▸ Brief:
Filter the records below and copy every line containing the word "wymaganiami".

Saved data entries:
===============

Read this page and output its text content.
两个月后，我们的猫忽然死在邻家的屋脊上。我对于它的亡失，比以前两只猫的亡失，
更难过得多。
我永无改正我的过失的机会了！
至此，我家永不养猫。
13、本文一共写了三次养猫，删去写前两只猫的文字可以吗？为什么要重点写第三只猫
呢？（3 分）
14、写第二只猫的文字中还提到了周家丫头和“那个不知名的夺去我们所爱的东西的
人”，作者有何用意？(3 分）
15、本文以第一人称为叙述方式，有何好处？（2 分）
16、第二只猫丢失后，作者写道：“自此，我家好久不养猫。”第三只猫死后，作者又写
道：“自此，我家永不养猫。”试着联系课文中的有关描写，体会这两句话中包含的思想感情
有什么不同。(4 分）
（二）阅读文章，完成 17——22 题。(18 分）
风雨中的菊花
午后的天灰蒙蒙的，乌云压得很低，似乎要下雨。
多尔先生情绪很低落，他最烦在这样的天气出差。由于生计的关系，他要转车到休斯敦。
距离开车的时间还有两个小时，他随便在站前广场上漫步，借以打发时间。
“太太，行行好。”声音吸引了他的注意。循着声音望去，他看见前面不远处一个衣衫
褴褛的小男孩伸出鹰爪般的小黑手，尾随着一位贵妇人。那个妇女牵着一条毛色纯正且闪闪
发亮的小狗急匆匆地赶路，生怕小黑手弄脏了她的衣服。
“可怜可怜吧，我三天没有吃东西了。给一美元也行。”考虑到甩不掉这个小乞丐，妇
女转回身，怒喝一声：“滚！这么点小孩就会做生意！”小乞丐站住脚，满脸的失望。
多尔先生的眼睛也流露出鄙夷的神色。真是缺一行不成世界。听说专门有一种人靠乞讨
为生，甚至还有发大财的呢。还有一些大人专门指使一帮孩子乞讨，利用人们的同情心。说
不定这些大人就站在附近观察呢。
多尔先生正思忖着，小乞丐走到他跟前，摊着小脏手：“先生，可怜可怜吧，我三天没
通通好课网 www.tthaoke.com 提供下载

===============

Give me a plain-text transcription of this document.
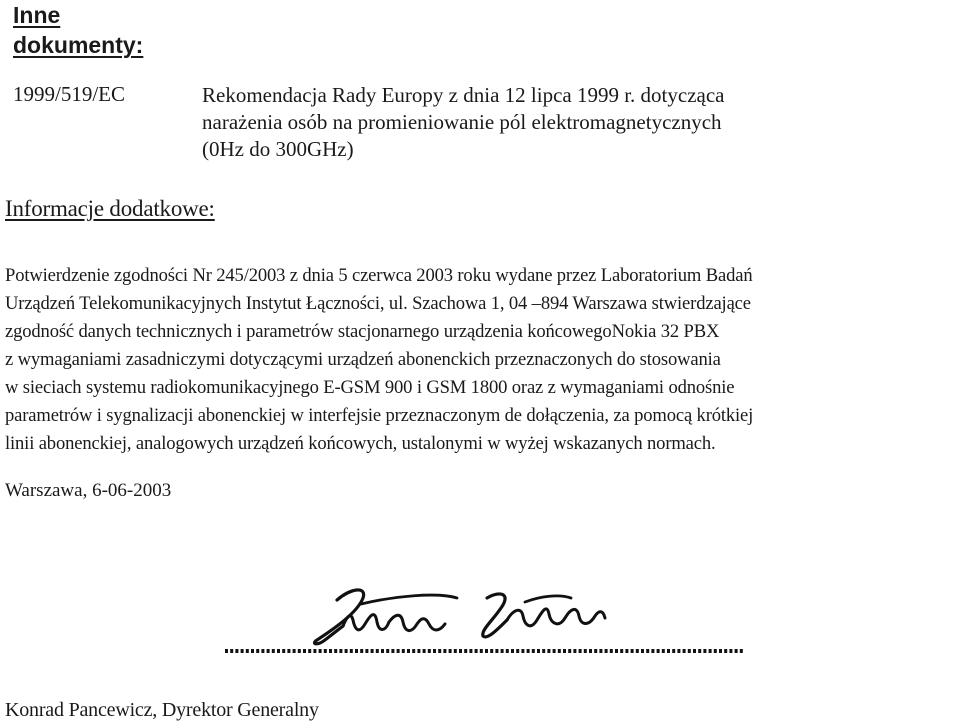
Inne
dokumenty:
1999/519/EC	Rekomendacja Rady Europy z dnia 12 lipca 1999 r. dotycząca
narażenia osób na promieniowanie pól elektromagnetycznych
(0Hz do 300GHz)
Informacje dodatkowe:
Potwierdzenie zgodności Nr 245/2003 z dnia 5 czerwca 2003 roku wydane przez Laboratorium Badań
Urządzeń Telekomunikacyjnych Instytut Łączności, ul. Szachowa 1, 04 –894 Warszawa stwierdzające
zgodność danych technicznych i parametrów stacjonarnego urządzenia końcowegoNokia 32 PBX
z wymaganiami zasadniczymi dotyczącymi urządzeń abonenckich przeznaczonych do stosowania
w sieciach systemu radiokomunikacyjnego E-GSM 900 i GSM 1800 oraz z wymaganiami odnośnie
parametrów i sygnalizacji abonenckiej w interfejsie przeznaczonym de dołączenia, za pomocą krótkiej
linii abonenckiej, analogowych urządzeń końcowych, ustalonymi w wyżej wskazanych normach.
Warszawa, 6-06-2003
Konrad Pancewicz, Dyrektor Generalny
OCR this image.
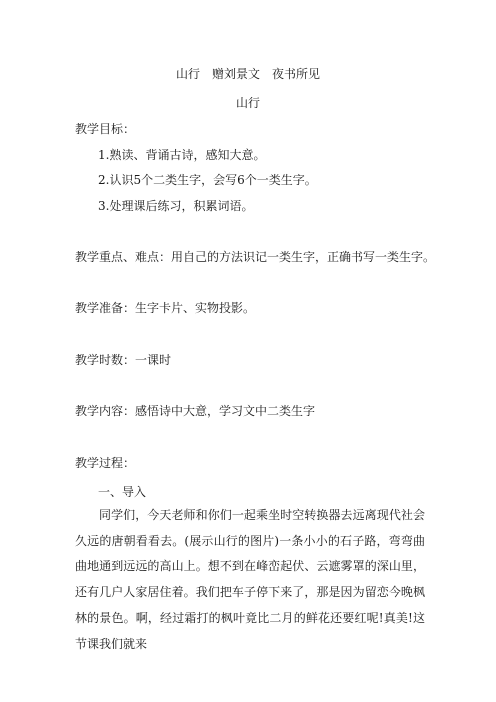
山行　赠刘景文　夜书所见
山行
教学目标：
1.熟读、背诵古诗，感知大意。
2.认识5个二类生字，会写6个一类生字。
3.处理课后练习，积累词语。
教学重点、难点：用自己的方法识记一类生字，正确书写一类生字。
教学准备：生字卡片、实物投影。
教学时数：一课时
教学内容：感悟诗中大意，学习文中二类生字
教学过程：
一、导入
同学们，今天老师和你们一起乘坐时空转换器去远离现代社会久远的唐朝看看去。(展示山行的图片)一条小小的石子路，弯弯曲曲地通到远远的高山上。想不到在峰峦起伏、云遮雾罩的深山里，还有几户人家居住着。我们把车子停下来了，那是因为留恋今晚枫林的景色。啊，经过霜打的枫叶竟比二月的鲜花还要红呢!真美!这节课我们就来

===============

▸ Answer to the exercise:
z wymaganiami zasadniczymi dotyczącymi urządzeń abonenckich przeznaczonych do stosowania
w sieciach systemu radiokomunikacyjnego E-GSM 900 i GSM 1800 oraz z wymaganiami odnośnie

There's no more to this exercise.